Teks Hasil Ekstraksi:

• • •

Apanya yang Baru?

Gunawan Handoko Kita semua tentu berharap agar di tahun 2016 yang hanya tinggal dalam hitungan jam ini akan membawa kebaikan, dalam segala hal tentunya. Kita dituntut untuk tetap optimis menatap masa depan, walau banyak diantara saudara-saudara kit...

Apanya yang Baru?

Gunawan Handoko

Kita semua tentu berharap agar di tahun 2016 yang hanya tinggal dalam hitungan jam ini akan membawa kebaikan, dalam segala hal tentunya.

Kita dituntut untuk tetap optimis menatap masa depan, walau banyak diantara saudara-saudara kita yang kehilangan semangat akibat sulitnya kehidupan yang membelitnya.

Wajar jika mereka bersikap apatis alias masa bodoh dalam berbagai hal, termasuk datangnya tahun baru ini.

“Sama sekali ndak ada yang baru, semua tetap seperti biasa. Matahari terbit dari Timur di pagi hari, dan angslup di ufuk Barat pada sore hari. Yang baru cuman satu, yaitu penanggalan atau kalender….” itulah ungkapan polos dari seorang pekerja bangunan yang boleh jadi mewakili ribuan bahkan ratusan ribu warga kita yang nasibnya belum beruntung.

• • •

Informasi yang Ditampilkan:
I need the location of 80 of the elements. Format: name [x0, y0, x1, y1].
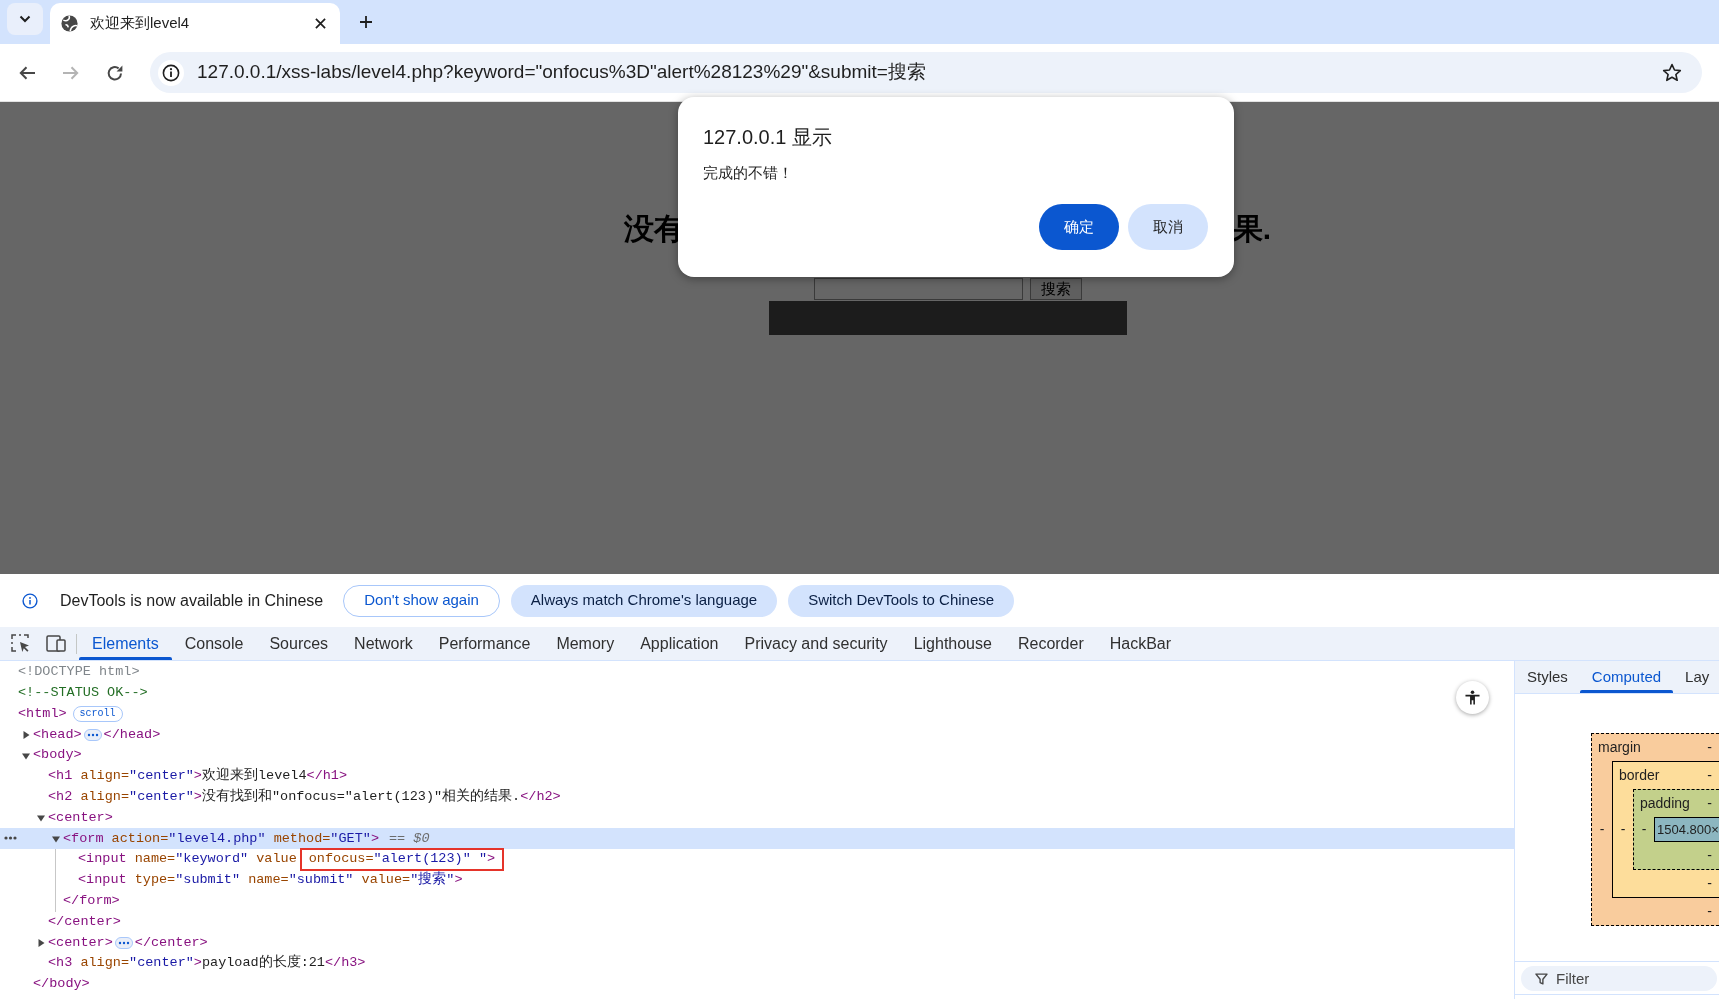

• • •

Tantangan:
A. Dalam tulisan tentang tahun baru, apa satu-satunya hal yang baru menurut pekerja bangunan itu?
B. Tolong lanjutkan tulisan tentang tahun baru itu, dimulai sesudah kalimat terakhirnya.
Baris-baris di atas diambil dari sumber yang berbeda.

Jawaban Latihan:
A. Penanggalan atau kalender.

B.
Apa yang dikatakannya benar, walau penuh frustasi. Hanya dalam legenda Sang Kuriang dan Roro Jonggrang saja matahari terbit sebelum waktunya. Sang matahari merasa berisik mendengar para wanita yang membunyikan lesung menumbuk padi, dan matahari mengira bahwa hari sudah pagi…..

Untungnya, meski hidupnya terhimpit berbagai kesulitan namun mereka tidak banyak menuntut Pemerintah. Mereka lebih memilih pasrah dan meyakini bahwa semua kejadian ini karena murkanya Tuhan atau peringatan Illahi Rabb kepada manusia. Hanya yang mereka sesalkan, kenapa kok yang menjadi korban adalah mereka yang sehari-hari tergolong makhluk yang paling nrimo, suci, tidak korupsi dan melakukan kecurangan.

Teori apapun, termasuk teoritisasi sastra-sosial yang percaya pada marxisme tidak akan mampu menjelaskan mengapa mereka yang harus secara terus menerus menjadi pelengkap penderita…. Apakah karena mereka yang mampu bersikap tegar sehingga Allah memberikan cobaan kepada?

Benar, sebagian besar kaum papa memiliki ketegaran yang luar biasa. Mereka sangat percaya pada filsafat Cakra Manggilingan, bahwa hidup ini seperti putaran roda, kadang di bawah dan kadang di atas. Meski hanya aliran filsafat, namun terbukti sangat ampuh dan memberi kekuatan batin, membangkitkan semangat dan harapan bahwa pada suatu saat roda akan berputar ke atas. Pada titik inilah apa yang disebut ‪#‎baru‬ sungguh terjadi dalam pengalaman mental yang dimiliki kaum lemah miskin..

Nah, agar harapan baru itu benar-benar terjadi dalam pengalaman mental, kita pun perlu melakukan refleksi. Seyogyanya kita melakukan sujud syukur ketika memasuki detik-detik pergantian tahun, duduk dalam keheningan untuk melihat dengan jernih srraya mengharap bimbingan Allah dalam memasuki pergantian tahun.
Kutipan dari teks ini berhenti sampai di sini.